### Problems
1) From the article on the National Cathedral of Ghana, output the passage from "The National Cathedral" up to and including "in March 2018.".
2) According to the article on the National Cathedral of Ghana, how many people will the cathedral's auditorium be able to seat?
3) List every facility that the article on the National Cathedral of Ghana says the cathedral or its site will include.

The National Cathedral of Ghana is a planned interdenominational Christian cathedral scheduled to be built in Accra, the nation's capital, as part of Ghana's 60th anniversary celebrations. The design for the cathedral was unveiled by the President of Ghana, Nana Akufo-Addo, in March 2018.

Design
The cathedral will have an auditorium capable of seating 5,000 as well as the requisite chapels, and a baptistery. The site will also house a music school, an art gallery, and a museum dedicated to the Bible.

The design of the cathedral reflects the art and culture of Ghanaian ethnic groups; the high pitched and staggered roof is reminiscent of Akan inspired architecture and the façade will be concave and decorated with timber in imitation of Ashanti royal stools. The architect for the project is the British-Ghanaian architect David Adjaye, who also designed the Smithsonian National Museum of African American History and Culture.

Reception and debate
In an opinion piece for The New York Times, art historian Chika Okeke-Agulu wrote that the cathedral "...signals that the country is poised to consolidate the gains of decades of democracy," adding that it would "inspire ambitious civic architecture projects across the continent that harness the talents of Africa's emerging artists[.] This Accra commission is not just a recognition by his homeland of Mr. Adjaye acclaim. It also signifies that Africa can build a major work by a leading architect at the top of his game."

### Stored data
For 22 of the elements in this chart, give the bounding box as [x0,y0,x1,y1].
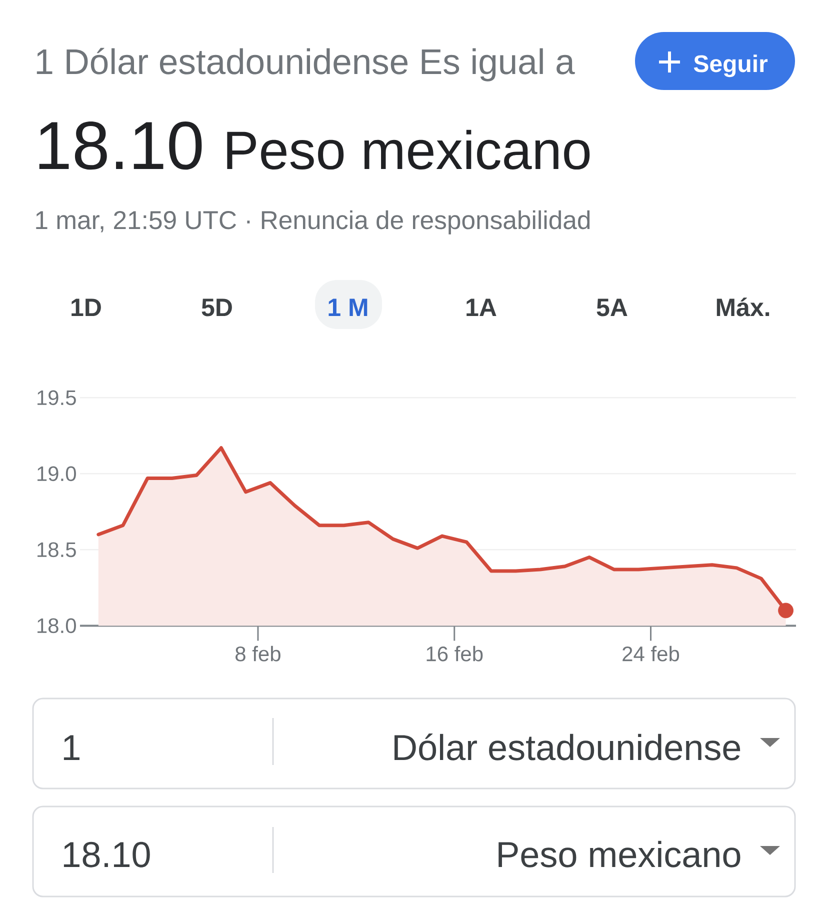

### The responses
1)
The National Cathedral of Ghana is a planned interdenominational Christian cathedral scheduled to be built in Accra, the nation's capital, as part of Ghana's 60th anniversary celebrations. The design for the cathedral was unveiled by the President of Ghana, Nana Akufo-Addo, in March 2018.

2) 5,000

3)
- An auditorium seating 5,000
- Chapels
- A baptistery
- A music school
- An art gallery
- A museum dedicated to the Bible